> _Record excerpts_
==*==
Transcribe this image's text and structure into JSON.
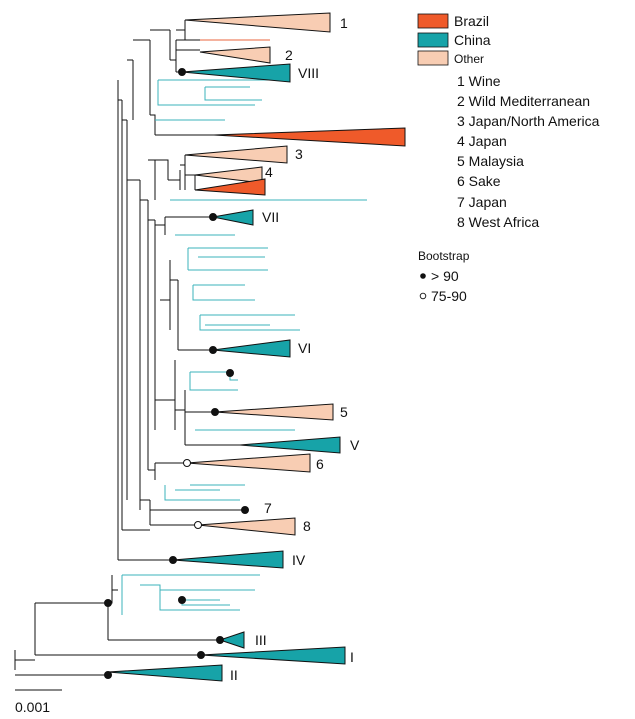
{
  "colors": {
    "brazil": "#ef5a2a",
    "china": "#17a3a8",
    "other": "#f8cdb3",
    "branch": "#111111",
    "china_branch": "#3bb3bb",
    "brazil_branch": "#e8643c"
  },
  "legend": {
    "categories": [
      {
        "label": "Brazil",
        "color_key": "brazil"
      },
      {
        "label": "China",
        "color_key": "china"
      },
      {
        "label": "Other",
        "color_key": "other"
      }
    ],
    "groups": [
      "1 Wine",
      "2 Wild Mediterranean",
      "3 Japan/North America",
      "4 Japan",
      "5 Malaysia",
      "6 Sake",
      "7 Japan",
      "8 West Africa"
    ],
    "bootstrap_title": "Bootstrap",
    "bootstrap_items": [
      {
        "symbol": "filled",
        "label": "> 90"
      },
      {
        "symbol": "open",
        "label": "75-90"
      }
    ]
  },
  "clade_labels": {
    "c1": "1",
    "c2": "2",
    "c3": "3",
    "c4": "4",
    "c5": "5",
    "c6": "6",
    "c7": "7",
    "c8": "8",
    "I": "I",
    "II": "II",
    "III": "III",
    "IV": "IV",
    "V": "V",
    "VI": "VI",
    "VII": "VII",
    "VIII": "VIII"
  },
  "scale_bar": {
    "label": "0.001"
  }
}
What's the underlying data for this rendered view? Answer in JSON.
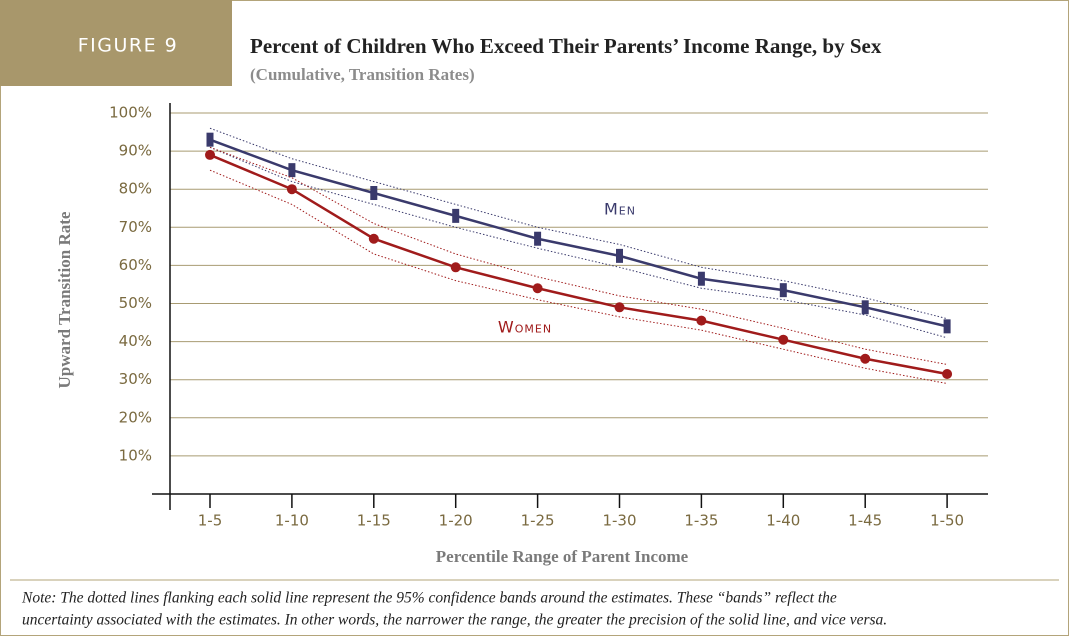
{
  "chart_data": {
    "type": "line",
    "figure_label": "FIGURE 9",
    "title": "Percent of Children Who Exceed Their Parents’ Income Range, by Sex",
    "subtitle": "(Cumulative, Transition Rates)",
    "x_label": "Percentile Range of Parent Income",
    "y_label": "Upward Transition Rate",
    "categories": [
      "1-5",
      "1-10",
      "1-15",
      "1-20",
      "1-25",
      "1-30",
      "1-35",
      "1-40",
      "1-45",
      "1-50"
    ],
    "series": [
      {
        "name": "Men",
        "color": "#3a3a6c",
        "marker": "bar",
        "values": [
          93,
          85,
          79,
          73,
          67,
          62.5,
          56.5,
          53.5,
          49,
          44
        ],
        "ci_upper": [
          96,
          88,
          82,
          76,
          70,
          65.5,
          59.5,
          56,
          51.5,
          46
        ],
        "ci_lower": [
          91,
          82,
          76,
          70,
          64.5,
          59.5,
          54,
          51,
          47,
          41
        ]
      },
      {
        "name": "Women",
        "color": "#a01b1b",
        "marker": "circle",
        "values": [
          89,
          80,
          67,
          59.5,
          54,
          49,
          45.5,
          40.5,
          35.5,
          31.5
        ],
        "ci_upper": [
          91,
          83,
          71,
          63,
          57,
          52,
          48.5,
          43.5,
          38,
          34
        ],
        "ci_lower": [
          85,
          76,
          63,
          56,
          51,
          46.5,
          43,
          38,
          33,
          29
        ]
      }
    ],
    "ylim": [
      0,
      100
    ],
    "yticks": [
      {
        "value": 10,
        "label": "10%"
      },
      {
        "value": 20,
        "label": "20%"
      },
      {
        "value": 30,
        "label": "30%"
      },
      {
        "value": 40,
        "label": "40%"
      },
      {
        "value": 50,
        "label": "50%"
      },
      {
        "value": 60,
        "label": "60%"
      },
      {
        "value": 70,
        "label": "70%"
      },
      {
        "value": 80,
        "label": "80%"
      },
      {
        "value": 90,
        "label": "90%"
      },
      {
        "value": 100,
        "label": "100%"
      }
    ],
    "grid": true,
    "note": [
      "Note: The dotted lines flanking each solid line represent the 95% confidence bands around the estimates. These “bands” reflect the",
      "uncertainty associated with the estimates. In other words, the narrower the range, the greater the precision of the solid line, and vice versa."
    ]
  }
}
==*==
> _Aim_
Transcribe every line from the records above without alteration, and leave out the images.

> _Answer to the task_
Transcribe this image's text and structure into JSON.
{
  "colors": {
    "brazil": "#ef5a2a",
    "china": "#17a3a8",
    "other": "#f8cdb3",
    "branch": "#111111",
    "china_branch": "#3bb3bb",
    "brazil_branch": "#e8643c"
  },
  "legend": {
    "categories": [
      {
        "label": "Brazil",
        "color_key": "brazil"
      },
      {
        "label": "China",
        "color_key": "china"
      },
      {
        "label": "Other",
        "color_key": "other"
      }
    ],
    "groups": [
      "1 Wine",
      "2 Wild Mediterranean",
      "3 Japan/North America",
      "4 Japan",
      "5 Malaysia",
      "6 Sake",
      "7 Japan",
      "8 West Africa"
    ],
    "bootstrap_title": "Bootstrap",
    "bootstrap_items": [
      {
        "symbol": "filled",
        "label": "> 90"
      },
      {
        "symbol": "open",
        "label": "75-90"
      }
    ]
  },
  "clade_labels": {
    "c1": "1",
    "c2": "2",
    "c3": "3",
    "c4": "4",
    "c5": "5",
    "c6": "6",
    "c7": "7",
    "c8": "8",
    "I": "I",
    "II": "II",
    "III": "III",
    "IV": "IV",
    "V": "V",
    "VI": "VI",
    "VII": "VII",
    "VIII": "VIII"
  },
  "scale_bar": {
    "label": "0.001"
  }
}
What's the underlying data for this rendered view? Answer in JSON.
{
  "chart_data": {
    "type": "line",
    "figure_label": "FIGURE 9",
    "title": "Percent of Children Who Exceed Their Parents’ Income Range, by Sex",
    "subtitle": "(Cumulative, Transition Rates)",
    "x_label": "Percentile Range of Parent Income",
    "y_label": "Upward Transition Rate",
    "categories": [
      "1-5",
      "1-10",
      "1-15",
      "1-20",
      "1-25",
      "1-30",
      "1-35",
      "1-40",
      "1-45",
      "1-50"
    ],
    "series": [
      {
        "name": "Men",
        "color": "#3a3a6c",
        "marker": "bar",
        "values": [
          93,
          85,
          79,
          73,
          67,
          62.5,
          56.5,
          53.5,
          49,
          44
        ],
        "ci_upper": [
          96,
          88,
          82,
          76,
          70,
          65.5,
          59.5,
          56,
          51.5,
          46
        ],
        "ci_lower": [
          91,
          82,
          76,
          70,
          64.5,
          59.5,
          54,
          51,
          47,
          41
        ]
      },
      {
        "name": "Women",
        "color": "#a01b1b",
        "marker": "circle",
        "values": [
          89,
          80,
          67,
          59.5,
          54,
          49,
          45.5,
          40.5,
          35.5,
          31.5
        ],
        "ci_upper": [
          91,
          83,
          71,
          63,
          57,
          52,
          48.5,
          43.5,
          38,
          34
        ],
        "ci_lower": [
          85,
          76,
          63,
          56,
          51,
          46.5,
          43,
          38,
          33,
          29
        ]
      }
    ],
    "ylim": [
      0,
      100
    ],
    "yticks": [
      {
        "value": 10,
        "label": "10%"
      },
      {
        "value": 20,
        "label": "20%"
      },
      {
        "value": 30,
        "label": "30%"
      },
      {
        "value": 40,
        "label": "40%"
      },
      {
        "value": 50,
        "label": "50%"
      },
      {
        "value": 60,
        "label": "60%"
      },
      {
        "value": 70,
        "label": "70%"
      },
      {
        "value": 80,
        "label": "80%"
      },
      {
        "value": 90,
        "label": "90%"
      },
      {
        "value": 100,
        "label": "100%"
      }
    ],
    "grid": true,
    "note": [
      "Note: The dotted lines flanking each solid line represent the 95% confidence bands around the estimates. These “bands” reflect the",
      "uncertainty associated with the estimates. In other words, the narrower the range, the greater the precision of the solid line, and vice versa."
    ]
  }
}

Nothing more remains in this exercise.